### SET EXERCISE
Identify all lines in the data containing the string "title". Copy them out.
>> Start ENTRIES SUPPLIED
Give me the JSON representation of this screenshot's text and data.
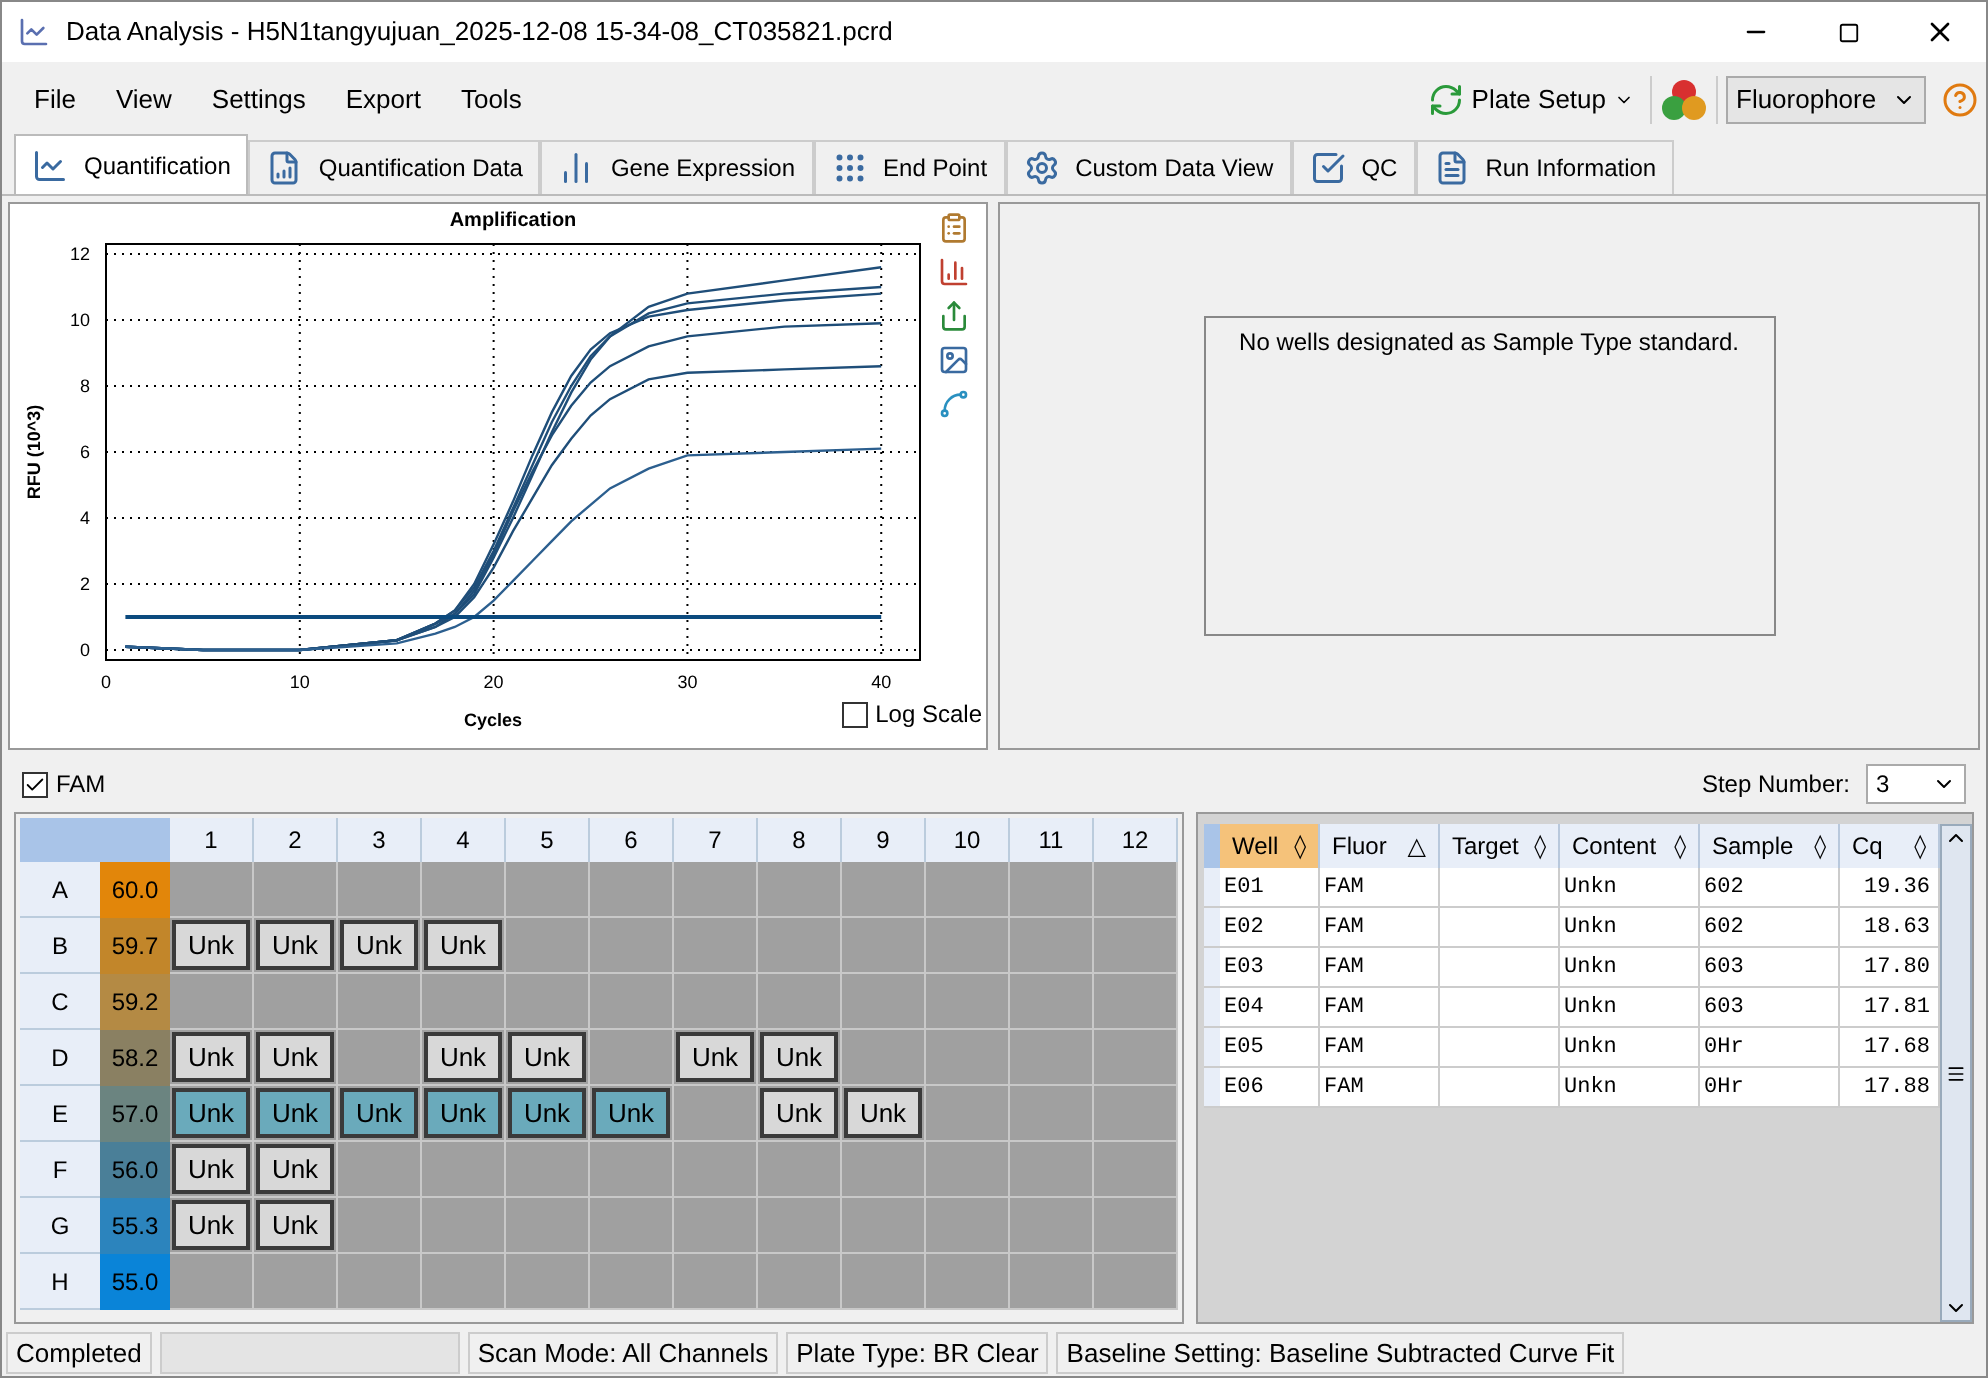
{
  "window": {
    "title": "Data Analysis - H5N1tangyujuan_2025-12-08 15-34-08_CT035821.pcrd"
  },
  "menu": [
    "File",
    "View",
    "Settings",
    "Export",
    "Tools"
  ],
  "toolbar": {
    "plate_setup": "Plate Setup",
    "fluorophore": "Fluorophore"
  },
  "tabs": [
    {
      "label": "Quantification",
      "selected": true
    },
    {
      "label": "Quantification Data",
      "selected": false
    },
    {
      "label": "Gene Expression",
      "selected": false
    },
    {
      "label": "End Point",
      "selected": false
    },
    {
      "label": "Custom Data View",
      "selected": false
    },
    {
      "label": "QC",
      "selected": false
    },
    {
      "label": "Run Information",
      "selected": false
    }
  ],
  "chart": {
    "log_scale": {
      "label": "Log Scale",
      "checked": false
    },
    "chart_data": {
      "type": "line",
      "title": "Amplification",
      "xlabel": "Cycles",
      "ylabel": "RFU (10^3)",
      "x": [
        1,
        5,
        10,
        15,
        17,
        18,
        19,
        20,
        21,
        22,
        23,
        24,
        25,
        26,
        28,
        30,
        35,
        40
      ],
      "series": [
        {
          "color": "#1f4e79",
          "values": [
            0.1,
            0,
            0,
            0.3,
            0.7,
            1.1,
            1.7,
            2.8,
            4.0,
            5.3,
            6.6,
            7.8,
            8.8,
            9.5,
            10.4,
            10.8,
            11.2,
            11.6
          ]
        },
        {
          "color": "#1f4e79",
          "values": [
            0.1,
            0,
            0,
            0.3,
            0.8,
            1.2,
            1.9,
            3.0,
            4.3,
            5.6,
            6.9,
            8.0,
            8.9,
            9.5,
            10.2,
            10.5,
            10.8,
            11.0
          ]
        },
        {
          "color": "#1f4e79",
          "values": [
            0.1,
            0,
            0,
            0.3,
            0.8,
            1.2,
            2.0,
            3.2,
            4.5,
            5.9,
            7.2,
            8.3,
            9.1,
            9.6,
            10.1,
            10.3,
            10.6,
            10.8
          ]
        },
        {
          "color": "#1f4e79",
          "values": [
            0.1,
            0,
            0,
            0.3,
            0.8,
            1.1,
            1.8,
            2.9,
            4.2,
            5.4,
            6.5,
            7.4,
            8.1,
            8.6,
            9.2,
            9.5,
            9.8,
            9.9
          ]
        },
        {
          "color": "#1f4e79",
          "values": [
            0.1,
            0,
            0,
            0.3,
            0.7,
            1.0,
            1.6,
            2.5,
            3.6,
            4.6,
            5.6,
            6.4,
            7.1,
            7.6,
            8.2,
            8.4,
            8.5,
            8.6
          ]
        },
        {
          "color": "#2c5f8f",
          "values": [
            0.1,
            0,
            0,
            0.2,
            0.5,
            0.7,
            1.0,
            1.5,
            2.1,
            2.7,
            3.3,
            3.9,
            4.4,
            4.9,
            5.5,
            5.9,
            6.0,
            6.1
          ]
        },
        {
          "color": "#0b4a7e",
          "values": [
            1,
            1,
            1,
            1,
            1,
            1,
            1,
            1,
            1,
            1,
            1,
            1,
            1,
            1,
            1,
            1,
            1,
            1
          ]
        }
      ],
      "grid": true,
      "xlim": [
        0,
        42
      ],
      "ylim": [
        -0.3,
        12.3
      ],
      "xticks": [
        0,
        10,
        20,
        30,
        40
      ],
      "yticks": [
        0,
        2,
        4,
        6,
        8,
        10,
        12
      ]
    }
  },
  "standard_curve": {
    "message": "No wells designated as Sample Type standard."
  },
  "fluor_filter": {
    "label": "FAM",
    "checked": true
  },
  "step": {
    "label": "Step Number:",
    "value": "3"
  },
  "plate": {
    "columns": [
      "1",
      "2",
      "3",
      "4",
      "5",
      "6",
      "7",
      "8",
      "9",
      "10",
      "11",
      "12"
    ],
    "rows": [
      {
        "label": "A",
        "temperature": "60.0",
        "color": "#e2860a",
        "wells": [
          {
            "kind": "empty"
          },
          {
            "kind": "empty"
          },
          {
            "kind": "empty"
          },
          {
            "kind": "empty"
          },
          {
            "kind": "empty"
          },
          {
            "kind": "empty"
          },
          {
            "kind": "empty"
          },
          {
            "kind": "empty"
          },
          {
            "kind": "empty"
          },
          {
            "kind": "empty"
          },
          {
            "kind": "empty"
          },
          {
            "kind": "empty"
          }
        ]
      },
      {
        "label": "B",
        "temperature": "59.7",
        "color": "#c2862a",
        "wells": [
          {
            "kind": "sample",
            "label": "Unk",
            "selected": false
          },
          {
            "kind": "sample",
            "label": "Unk",
            "selected": false
          },
          {
            "kind": "sample",
            "label": "Unk",
            "selected": false
          },
          {
            "kind": "sample",
            "label": "Unk",
            "selected": false
          },
          {
            "kind": "empty"
          },
          {
            "kind": "empty"
          },
          {
            "kind": "empty"
          },
          {
            "kind": "empty"
          },
          {
            "kind": "empty"
          },
          {
            "kind": "empty"
          },
          {
            "kind": "empty"
          },
          {
            "kind": "empty"
          }
        ]
      },
      {
        "label": "C",
        "temperature": "59.2",
        "color": "#b48a44",
        "wells": [
          {
            "kind": "empty"
          },
          {
            "kind": "empty"
          },
          {
            "kind": "empty"
          },
          {
            "kind": "empty"
          },
          {
            "kind": "empty"
          },
          {
            "kind": "empty"
          },
          {
            "kind": "empty"
          },
          {
            "kind": "empty"
          },
          {
            "kind": "empty"
          },
          {
            "kind": "empty"
          },
          {
            "kind": "empty"
          },
          {
            "kind": "empty"
          }
        ]
      },
      {
        "label": "D",
        "temperature": "58.2",
        "color": "#8a8062",
        "wells": [
          {
            "kind": "sample",
            "label": "Unk",
            "selected": false
          },
          {
            "kind": "sample",
            "label": "Unk",
            "selected": false
          },
          {
            "kind": "empty"
          },
          {
            "kind": "sample",
            "label": "Unk",
            "selected": false
          },
          {
            "kind": "sample",
            "label": "Unk",
            "selected": false
          },
          {
            "kind": "empty"
          },
          {
            "kind": "sample",
            "label": "Unk",
            "selected": false
          },
          {
            "kind": "sample",
            "label": "Unk",
            "selected": false
          },
          {
            "kind": "empty"
          },
          {
            "kind": "empty"
          },
          {
            "kind": "empty"
          },
          {
            "kind": "empty"
          }
        ]
      },
      {
        "label": "E",
        "temperature": "57.0",
        "color": "#6b8480",
        "wells": [
          {
            "kind": "sample",
            "label": "Unk",
            "selected": true
          },
          {
            "kind": "sample",
            "label": "Unk",
            "selected": true
          },
          {
            "kind": "sample",
            "label": "Unk",
            "selected": true
          },
          {
            "kind": "sample",
            "label": "Unk",
            "selected": true
          },
          {
            "kind": "sample",
            "label": "Unk",
            "selected": true
          },
          {
            "kind": "sample",
            "label": "Unk",
            "selected": true
          },
          {
            "kind": "empty"
          },
          {
            "kind": "sample",
            "label": "Unk",
            "selected": false
          },
          {
            "kind": "sample",
            "label": "Unk",
            "selected": false
          },
          {
            "kind": "empty"
          },
          {
            "kind": "empty"
          },
          {
            "kind": "empty"
          }
        ]
      },
      {
        "label": "F",
        "temperature": "56.0",
        "color": "#4a7f98",
        "wells": [
          {
            "kind": "sample",
            "label": "Unk",
            "selected": false
          },
          {
            "kind": "sample",
            "label": "Unk",
            "selected": false
          },
          {
            "kind": "empty"
          },
          {
            "kind": "empty"
          },
          {
            "kind": "empty"
          },
          {
            "kind": "empty"
          },
          {
            "kind": "empty"
          },
          {
            "kind": "empty"
          },
          {
            "kind": "empty"
          },
          {
            "kind": "empty"
          },
          {
            "kind": "empty"
          },
          {
            "kind": "empty"
          }
        ]
      },
      {
        "label": "G",
        "temperature": "55.3",
        "color": "#2c84bd",
        "wells": [
          {
            "kind": "sample",
            "label": "Unk",
            "selected": false
          },
          {
            "kind": "sample",
            "label": "Unk",
            "selected": false
          },
          {
            "kind": "empty"
          },
          {
            "kind": "empty"
          },
          {
            "kind": "empty"
          },
          {
            "kind": "empty"
          },
          {
            "kind": "empty"
          },
          {
            "kind": "empty"
          },
          {
            "kind": "empty"
          },
          {
            "kind": "empty"
          },
          {
            "kind": "empty"
          },
          {
            "kind": "empty"
          }
        ]
      },
      {
        "label": "H",
        "temperature": "55.0",
        "color": "#0a84d8",
        "wells": [
          {
            "kind": "empty"
          },
          {
            "kind": "empty"
          },
          {
            "kind": "empty"
          },
          {
            "kind": "empty"
          },
          {
            "kind": "empty"
          },
          {
            "kind": "empty"
          },
          {
            "kind": "empty"
          },
          {
            "kind": "empty"
          },
          {
            "kind": "empty"
          },
          {
            "kind": "empty"
          },
          {
            "kind": "empty"
          },
          {
            "kind": "empty"
          }
        ]
      }
    ]
  },
  "table": {
    "columns": [
      {
        "label": "Well",
        "sort_mark": "◊",
        "selected": true
      },
      {
        "label": "Fluor",
        "sort_mark": "△",
        "selected": false
      },
      {
        "label": "Target",
        "sort_mark": "◊",
        "selected": false
      },
      {
        "label": "Content",
        "sort_mark": "◊",
        "selected": false
      },
      {
        "label": "Sample",
        "sort_mark": "◊",
        "selected": false
      },
      {
        "label": "Cq",
        "sort_mark": "◊",
        "selected": false
      }
    ],
    "rows": [
      [
        "E01",
        "FAM",
        "",
        "Unkn",
        "602",
        "19.36"
      ],
      [
        "E02",
        "FAM",
        "",
        "Unkn",
        "602",
        "18.63"
      ],
      [
        "E03",
        "FAM",
        "",
        "Unkn",
        "603",
        "17.80"
      ],
      [
        "E04",
        "FAM",
        "",
        "Unkn",
        "603",
        "17.81"
      ],
      [
        "E05",
        "FAM",
        "",
        "Unkn",
        "0Hr",
        "17.68"
      ],
      [
        "E06",
        "FAM",
        "",
        "Unkn",
        "0Hr",
        "17.88"
      ]
    ]
  },
  "status_bar": {
    "status": "Completed",
    "scan_mode": "Scan Mode: All Channels",
    "plate_type": "Plate Type: BR Clear",
    "baseline": "Baseline Setting: Baseline Subtracted Curve Fit"
  }
}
>> End ENTRIES SUPPLIED
### ANSWER TO THIS EXERCISE
    "title": "Data Analysis - H5N1tangyujuan_2025-12-08 15-34-08_CT035821.pcrd"
      "title": "Amplification",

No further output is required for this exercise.